▶ **What is being asked**
Give the entries back exactly, dropping each image.
————
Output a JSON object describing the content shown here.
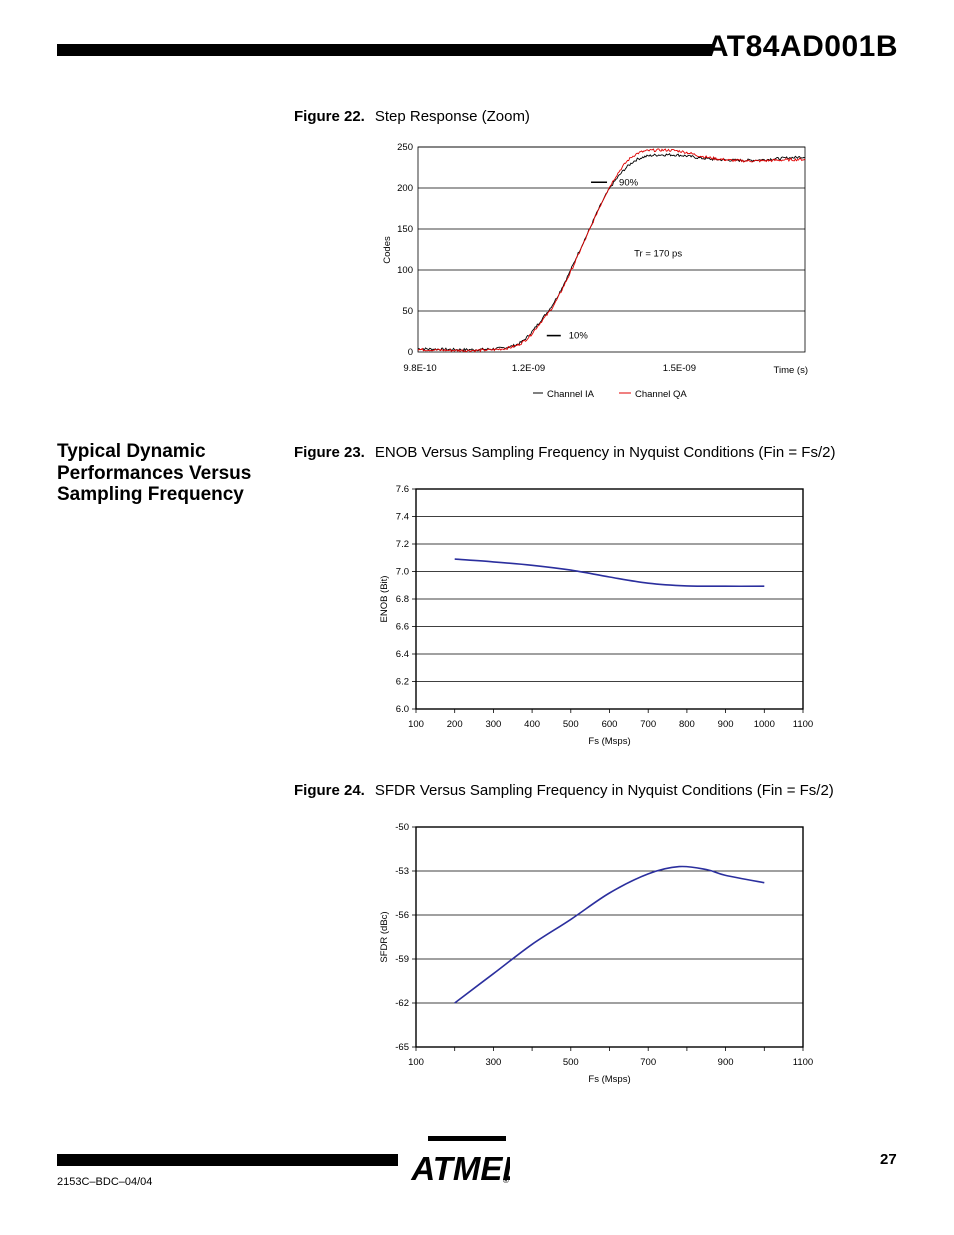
{
  "header": {
    "title": "AT84AD001B"
  },
  "section": {
    "heading": "Typical Dynamic Performances Versus Sampling Frequency"
  },
  "figures": [
    {
      "label": "Figure 22.",
      "caption": "Step Response (Zoom)"
    },
    {
      "label": "Figure 23.",
      "caption": "ENOB Versus Sampling Frequency in Nyquist Conditions (Fin = Fs/2)"
    },
    {
      "label": "Figure 24.",
      "caption": "SFDR Versus Sampling Frequency in Nyquist Conditions (Fin = Fs/2)"
    }
  ],
  "footer": {
    "doc_code": "2153C–BDC–04/04",
    "page_number": "27",
    "logo_text": "ATMEL",
    "logo_mark": "®"
  },
  "chart_data": [
    {
      "type": "line",
      "title": "",
      "xlabel": "Time (s)",
      "ylabel": "Codes",
      "x_tick_labels": [
        "9.8E-10",
        "1.2E-09",
        "1.5E-09"
      ],
      "x_ticks": [
        9.8e-10,
        1.2e-09,
        1.5e-09
      ],
      "xlim": [
        9.8e-10,
        1.75e-09
      ],
      "ylim": [
        0,
        250
      ],
      "y_ticks": [
        0,
        50,
        100,
        150,
        200,
        250
      ],
      "grid": true,
      "legend": "bottom",
      "annotations": [
        {
          "text": "90%",
          "x": 1.38e-09,
          "y": 207
        },
        {
          "text": "Tr = 170 ps",
          "x": 1.41e-09,
          "y": 120
        },
        {
          "text": "10%",
          "x": 1.28e-09,
          "y": 20
        }
      ],
      "series": [
        {
          "name": "Channel IA",
          "color": "#000000",
          "x": [
            9.8e-10,
            1.05e-09,
            1.1e-09,
            1.15e-09,
            1.18e-09,
            1.2e-09,
            1.22e-09,
            1.25e-09,
            1.28e-09,
            1.3e-09,
            1.32e-09,
            1.34e-09,
            1.36e-09,
            1.38e-09,
            1.4e-09,
            1.42e-09,
            1.45e-09,
            1.5e-09,
            1.55e-09,
            1.6e-09,
            1.65e-09,
            1.7e-09,
            1.75e-09
          ],
          "y": [
            4,
            3,
            3,
            5,
            10,
            20,
            35,
            60,
            95,
            122,
            148,
            175,
            198,
            215,
            228,
            236,
            240,
            240,
            236,
            234,
            234,
            236,
            238
          ]
        },
        {
          "name": "Channel QA",
          "color": "#e00000",
          "x": [
            9.8e-10,
            1.05e-09,
            1.1e-09,
            1.15e-09,
            1.18e-09,
            1.2e-09,
            1.22e-09,
            1.25e-09,
            1.28e-09,
            1.3e-09,
            1.32e-09,
            1.34e-09,
            1.36e-09,
            1.38e-09,
            1.4e-09,
            1.42e-09,
            1.45e-09,
            1.5e-09,
            1.55e-09,
            1.6e-09,
            1.65e-09,
            1.7e-09,
            1.75e-09
          ],
          "y": [
            3,
            2,
            2,
            4,
            9,
            18,
            33,
            57,
            93,
            120,
            147,
            175,
            200,
            220,
            235,
            243,
            246,
            245,
            238,
            234,
            233,
            234,
            235
          ]
        }
      ]
    },
    {
      "type": "line",
      "title": "",
      "xlabel": "Fs (Msps)",
      "ylabel": "ENOB (Bit)",
      "x_ticks": [
        100,
        200,
        300,
        400,
        500,
        600,
        700,
        800,
        900,
        1000,
        1100
      ],
      "y_ticks": [
        6.0,
        6.2,
        6.4,
        6.6,
        6.8,
        7.0,
        7.2,
        7.4,
        7.6
      ],
      "x_tick_labels": [
        "100",
        "200",
        "300",
        "400",
        "500",
        "600",
        "700",
        "800",
        "900",
        "1000",
        "1100"
      ],
      "y_tick_labels": [
        "6.0",
        "6.2",
        "6.4",
        "6.6",
        "6.8",
        "7.0",
        "7.2",
        "7.4",
        "7.6"
      ],
      "xlim": [
        100,
        1100
      ],
      "ylim": [
        6.0,
        7.6
      ],
      "grid": true,
      "series": [
        {
          "color": "#2b2f9e",
          "x": [
            200,
            300,
            400,
            500,
            600,
            700,
            800,
            900,
            1000
          ],
          "y": [
            7.09,
            7.07,
            7.045,
            7.01,
            6.96,
            6.915,
            6.895,
            6.893,
            6.893
          ]
        }
      ]
    },
    {
      "type": "line",
      "title": "",
      "xlabel": "Fs (Msps)",
      "ylabel": "SFDR (dBc)",
      "x_ticks": [
        100,
        300,
        500,
        700,
        900,
        1100
      ],
      "y_ticks": [
        -65,
        -62,
        -59,
        -56,
        -53,
        -50
      ],
      "x_tick_labels": [
        "100",
        "300",
        "500",
        "700",
        "900",
        "1100"
      ],
      "y_tick_labels": [
        "-65",
        "-62",
        "-59",
        "-56",
        "-53",
        "-50"
      ],
      "xlim": [
        100,
        1100
      ],
      "ylim": [
        -65,
        -50
      ],
      "grid": true,
      "series": [
        {
          "color": "#2b2f9e",
          "x": [
            200,
            300,
            400,
            500,
            600,
            700,
            780,
            850,
            900,
            1000
          ],
          "y": [
            -62.0,
            -60.0,
            -58.0,
            -56.3,
            -54.5,
            -53.2,
            -52.7,
            -52.9,
            -53.3,
            -53.8
          ]
        }
      ]
    }
  ]
}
————
▶ **Reply**
Output a JSON object describing the content shown here.
{
  "header": {
    "title": "AT84AD001B"
  },
  "section": {
    "heading": "Typical Dynamic Performances Versus Sampling Frequency"
  },
  "figures": [
    {
      "label": "Figure 22.",
      "caption": "Step Response (Zoom)"
    },
    {
      "label": "Figure 23.",
      "caption": "ENOB Versus Sampling Frequency in Nyquist Conditions (Fin = Fs/2)"
    },
    {
      "label": "Figure 24.",
      "caption": "SFDR Versus Sampling Frequency in Nyquist Conditions (Fin = Fs/2)"
    }
  ],
  "footer": {
    "doc_code": "2153C–BDC–04/04",
    "page_number": "27",
    "logo_text": "ATMEL",
    "logo_mark": "®"
  },
  "chart_data": [
    {
      "type": "line",
      "title": "",
      "xlabel": "Time (s)",
      "ylabel": "Codes",
      "x_tick_labels": [
        "9.8E-10",
        "1.2E-09",
        "1.5E-09"
      ],
      "x_ticks": [
        9.8e-10,
        1.2e-09,
        1.5e-09
      ],
      "xlim": [
        9.8e-10,
        1.75e-09
      ],
      "ylim": [
        0,
        250
      ],
      "y_ticks": [
        0,
        50,
        100,
        150,
        200,
        250
      ],
      "grid": true,
      "legend": "bottom",
      "annotations": [
        {
          "text": "90%",
          "x": 1.38e-09,
          "y": 207
        },
        {
          "text": "Tr = 170 ps",
          "x": 1.41e-09,
          "y": 120
        },
        {
          "text": "10%",
          "x": 1.28e-09,
          "y": 20
        }
      ],
      "series": [
        {
          "name": "Channel IA",
          "color": "#000000",
          "x": [
            9.8e-10,
            1.05e-09,
            1.1e-09,
            1.15e-09,
            1.18e-09,
            1.2e-09,
            1.22e-09,
            1.25e-09,
            1.28e-09,
            1.3e-09,
            1.32e-09,
            1.34e-09,
            1.36e-09,
            1.38e-09,
            1.4e-09,
            1.42e-09,
            1.45e-09,
            1.5e-09,
            1.55e-09,
            1.6e-09,
            1.65e-09,
            1.7e-09,
            1.75e-09
          ],
          "y": [
            4,
            3,
            3,
            5,
            10,
            20,
            35,
            60,
            95,
            122,
            148,
            175,
            198,
            215,
            228,
            236,
            240,
            240,
            236,
            234,
            234,
            236,
            238
          ]
        },
        {
          "name": "Channel QA",
          "color": "#e00000",
          "x": [
            9.8e-10,
            1.05e-09,
            1.1e-09,
            1.15e-09,
            1.18e-09,
            1.2e-09,
            1.22e-09,
            1.25e-09,
            1.28e-09,
            1.3e-09,
            1.32e-09,
            1.34e-09,
            1.36e-09,
            1.38e-09,
            1.4e-09,
            1.42e-09,
            1.45e-09,
            1.5e-09,
            1.55e-09,
            1.6e-09,
            1.65e-09,
            1.7e-09,
            1.75e-09
          ],
          "y": [
            3,
            2,
            2,
            4,
            9,
            18,
            33,
            57,
            93,
            120,
            147,
            175,
            200,
            220,
            235,
            243,
            246,
            245,
            238,
            234,
            233,
            234,
            235
          ]
        }
      ]
    },
    {
      "type": "line",
      "title": "",
      "xlabel": "Fs (Msps)",
      "ylabel": "ENOB (Bit)",
      "x_ticks": [
        100,
        200,
        300,
        400,
        500,
        600,
        700,
        800,
        900,
        1000,
        1100
      ],
      "y_ticks": [
        6.0,
        6.2,
        6.4,
        6.6,
        6.8,
        7.0,
        7.2,
        7.4,
        7.6
      ],
      "x_tick_labels": [
        "100",
        "200",
        "300",
        "400",
        "500",
        "600",
        "700",
        "800",
        "900",
        "1000",
        "1100"
      ],
      "y_tick_labels": [
        "6.0",
        "6.2",
        "6.4",
        "6.6",
        "6.8",
        "7.0",
        "7.2",
        "7.4",
        "7.6"
      ],
      "xlim": [
        100,
        1100
      ],
      "ylim": [
        6.0,
        7.6
      ],
      "grid": true,
      "series": [
        {
          "color": "#2b2f9e",
          "x": [
            200,
            300,
            400,
            500,
            600,
            700,
            800,
            900,
            1000
          ],
          "y": [
            7.09,
            7.07,
            7.045,
            7.01,
            6.96,
            6.915,
            6.895,
            6.893,
            6.893
          ]
        }
      ]
    },
    {
      "type": "line",
      "title": "",
      "xlabel": "Fs (Msps)",
      "ylabel": "SFDR (dBc)",
      "x_ticks": [
        100,
        300,
        500,
        700,
        900,
        1100
      ],
      "y_ticks": [
        -65,
        -62,
        -59,
        -56,
        -53,
        -50
      ],
      "x_tick_labels": [
        "100",
        "300",
        "500",
        "700",
        "900",
        "1100"
      ],
      "y_tick_labels": [
        "-65",
        "-62",
        "-59",
        "-56",
        "-53",
        "-50"
      ],
      "xlim": [
        100,
        1100
      ],
      "ylim": [
        -65,
        -50
      ],
      "grid": true,
      "series": [
        {
          "color": "#2b2f9e",
          "x": [
            200,
            300,
            400,
            500,
            600,
            700,
            780,
            850,
            900,
            1000
          ],
          "y": [
            -62.0,
            -60.0,
            -58.0,
            -56.3,
            -54.5,
            -53.2,
            -52.7,
            -52.9,
            -53.3,
            -53.8
          ]
        }
      ]
    }
  ]
}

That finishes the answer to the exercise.